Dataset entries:
——————————

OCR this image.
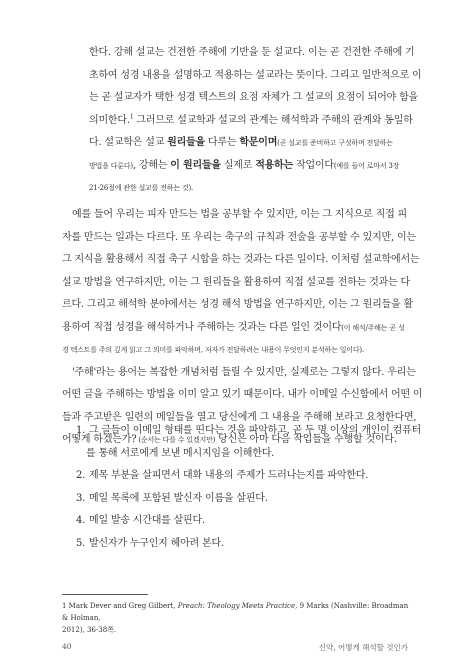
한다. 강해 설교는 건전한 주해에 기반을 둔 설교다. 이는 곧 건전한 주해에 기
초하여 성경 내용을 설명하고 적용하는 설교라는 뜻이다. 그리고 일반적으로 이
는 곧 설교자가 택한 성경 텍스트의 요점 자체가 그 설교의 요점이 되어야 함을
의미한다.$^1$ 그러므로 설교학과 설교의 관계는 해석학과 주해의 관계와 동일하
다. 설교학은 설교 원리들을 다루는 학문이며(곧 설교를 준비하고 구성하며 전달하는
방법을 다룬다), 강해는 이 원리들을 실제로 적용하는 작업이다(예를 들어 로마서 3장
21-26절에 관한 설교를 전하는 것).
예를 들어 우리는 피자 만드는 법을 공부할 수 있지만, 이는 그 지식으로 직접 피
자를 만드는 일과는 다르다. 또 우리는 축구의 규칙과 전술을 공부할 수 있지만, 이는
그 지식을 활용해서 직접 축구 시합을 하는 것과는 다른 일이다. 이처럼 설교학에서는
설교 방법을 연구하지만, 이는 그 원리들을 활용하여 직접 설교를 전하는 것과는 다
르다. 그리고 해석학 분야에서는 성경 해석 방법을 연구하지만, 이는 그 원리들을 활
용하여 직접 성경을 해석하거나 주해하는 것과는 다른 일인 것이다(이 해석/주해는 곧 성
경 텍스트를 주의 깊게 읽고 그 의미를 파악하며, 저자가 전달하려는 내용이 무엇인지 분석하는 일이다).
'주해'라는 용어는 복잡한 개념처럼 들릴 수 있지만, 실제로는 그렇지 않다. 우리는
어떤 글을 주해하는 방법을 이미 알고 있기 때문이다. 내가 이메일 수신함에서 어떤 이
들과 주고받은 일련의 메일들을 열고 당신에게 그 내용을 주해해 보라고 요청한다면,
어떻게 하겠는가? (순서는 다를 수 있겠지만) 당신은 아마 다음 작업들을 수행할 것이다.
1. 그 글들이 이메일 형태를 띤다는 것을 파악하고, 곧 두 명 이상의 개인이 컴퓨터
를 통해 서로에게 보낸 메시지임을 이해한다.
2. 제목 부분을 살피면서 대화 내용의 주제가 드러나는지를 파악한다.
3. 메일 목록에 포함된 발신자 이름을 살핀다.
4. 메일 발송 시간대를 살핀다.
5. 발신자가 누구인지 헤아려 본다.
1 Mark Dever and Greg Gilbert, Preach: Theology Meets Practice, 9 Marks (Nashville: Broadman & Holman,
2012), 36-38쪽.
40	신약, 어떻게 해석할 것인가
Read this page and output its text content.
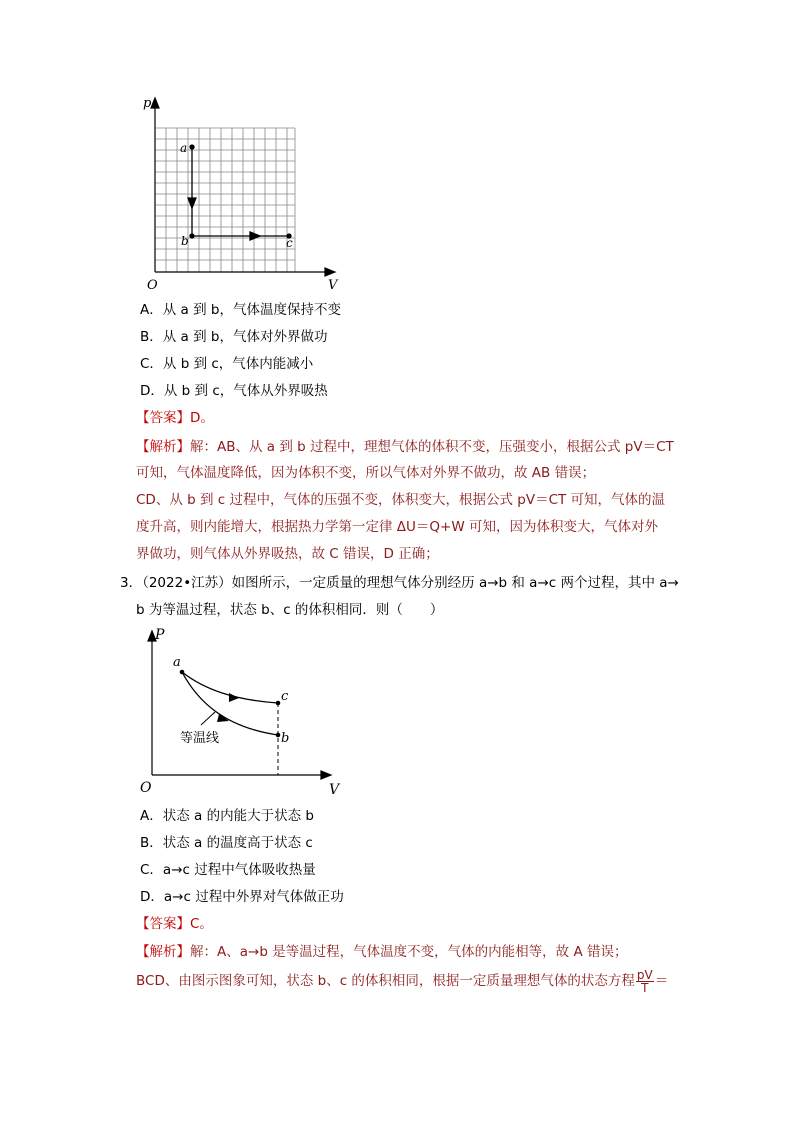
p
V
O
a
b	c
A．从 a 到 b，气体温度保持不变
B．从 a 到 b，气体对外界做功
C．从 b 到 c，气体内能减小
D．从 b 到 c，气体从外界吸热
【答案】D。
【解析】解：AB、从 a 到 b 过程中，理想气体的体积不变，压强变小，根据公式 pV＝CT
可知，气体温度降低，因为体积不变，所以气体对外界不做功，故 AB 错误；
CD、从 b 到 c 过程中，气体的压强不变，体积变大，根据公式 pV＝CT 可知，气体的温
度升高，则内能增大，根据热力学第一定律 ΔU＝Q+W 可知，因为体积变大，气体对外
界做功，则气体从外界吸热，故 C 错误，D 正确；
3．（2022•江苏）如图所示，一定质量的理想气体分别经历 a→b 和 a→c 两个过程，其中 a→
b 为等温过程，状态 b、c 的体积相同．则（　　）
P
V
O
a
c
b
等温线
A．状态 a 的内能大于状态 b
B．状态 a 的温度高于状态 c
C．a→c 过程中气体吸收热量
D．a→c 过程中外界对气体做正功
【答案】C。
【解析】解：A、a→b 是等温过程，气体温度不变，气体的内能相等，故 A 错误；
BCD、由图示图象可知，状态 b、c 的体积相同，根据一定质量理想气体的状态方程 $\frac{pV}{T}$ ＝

——————————

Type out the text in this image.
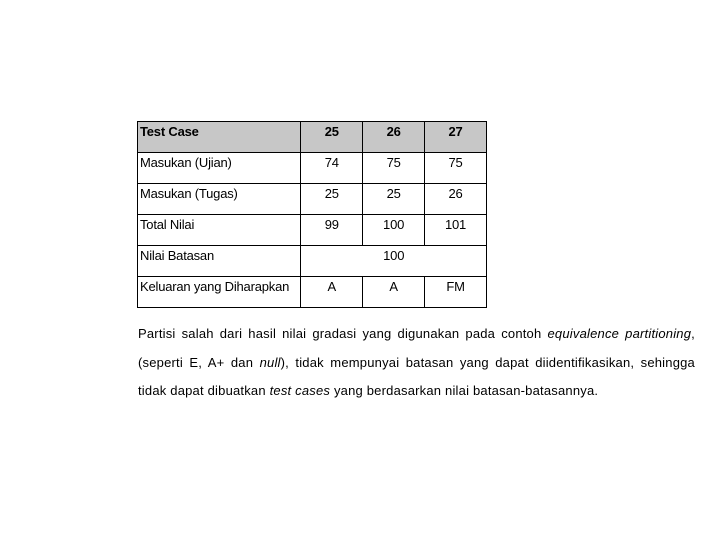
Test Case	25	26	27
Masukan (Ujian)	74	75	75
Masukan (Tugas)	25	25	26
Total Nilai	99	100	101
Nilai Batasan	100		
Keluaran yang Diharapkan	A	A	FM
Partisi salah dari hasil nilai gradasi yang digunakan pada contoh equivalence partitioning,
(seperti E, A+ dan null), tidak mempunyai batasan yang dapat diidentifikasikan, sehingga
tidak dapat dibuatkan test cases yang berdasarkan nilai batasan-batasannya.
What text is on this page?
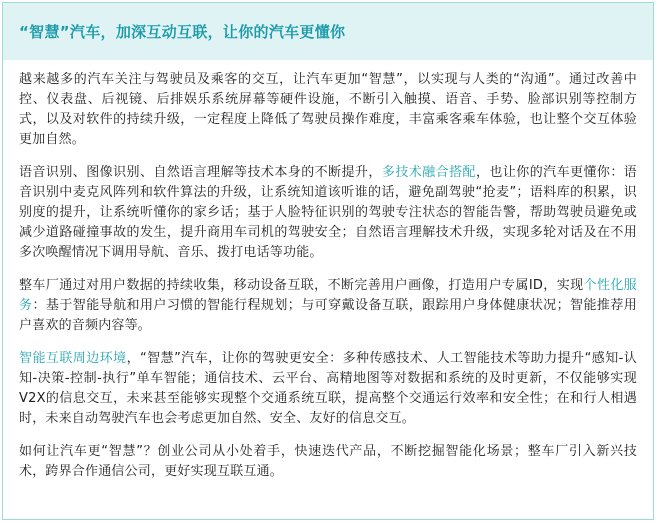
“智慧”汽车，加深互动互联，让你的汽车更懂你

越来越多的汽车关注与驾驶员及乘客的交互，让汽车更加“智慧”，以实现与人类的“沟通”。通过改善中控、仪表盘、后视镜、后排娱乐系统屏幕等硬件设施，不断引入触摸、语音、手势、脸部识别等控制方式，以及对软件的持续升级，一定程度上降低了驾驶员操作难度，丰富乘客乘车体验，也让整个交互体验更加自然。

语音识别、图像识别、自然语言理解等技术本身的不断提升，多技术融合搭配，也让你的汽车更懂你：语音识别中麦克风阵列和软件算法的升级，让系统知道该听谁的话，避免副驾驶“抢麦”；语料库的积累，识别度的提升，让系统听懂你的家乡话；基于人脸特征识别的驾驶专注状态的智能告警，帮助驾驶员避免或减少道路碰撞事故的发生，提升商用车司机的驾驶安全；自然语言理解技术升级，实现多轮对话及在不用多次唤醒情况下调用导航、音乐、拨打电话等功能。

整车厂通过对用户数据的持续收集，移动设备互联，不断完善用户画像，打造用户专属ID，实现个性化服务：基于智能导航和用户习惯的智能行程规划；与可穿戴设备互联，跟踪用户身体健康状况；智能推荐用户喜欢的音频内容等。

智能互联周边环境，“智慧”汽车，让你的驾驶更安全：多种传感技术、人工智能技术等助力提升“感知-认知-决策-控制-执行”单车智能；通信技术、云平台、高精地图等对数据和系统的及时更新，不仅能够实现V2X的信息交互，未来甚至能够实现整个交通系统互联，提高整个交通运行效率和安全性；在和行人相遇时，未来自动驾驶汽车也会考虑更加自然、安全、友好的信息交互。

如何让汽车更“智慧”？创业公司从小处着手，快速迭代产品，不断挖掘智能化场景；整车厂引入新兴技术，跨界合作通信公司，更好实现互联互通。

——————————

Written request:
Return the number of lines that include the word "적용하는", and nothing else.

Result of the exercise:
2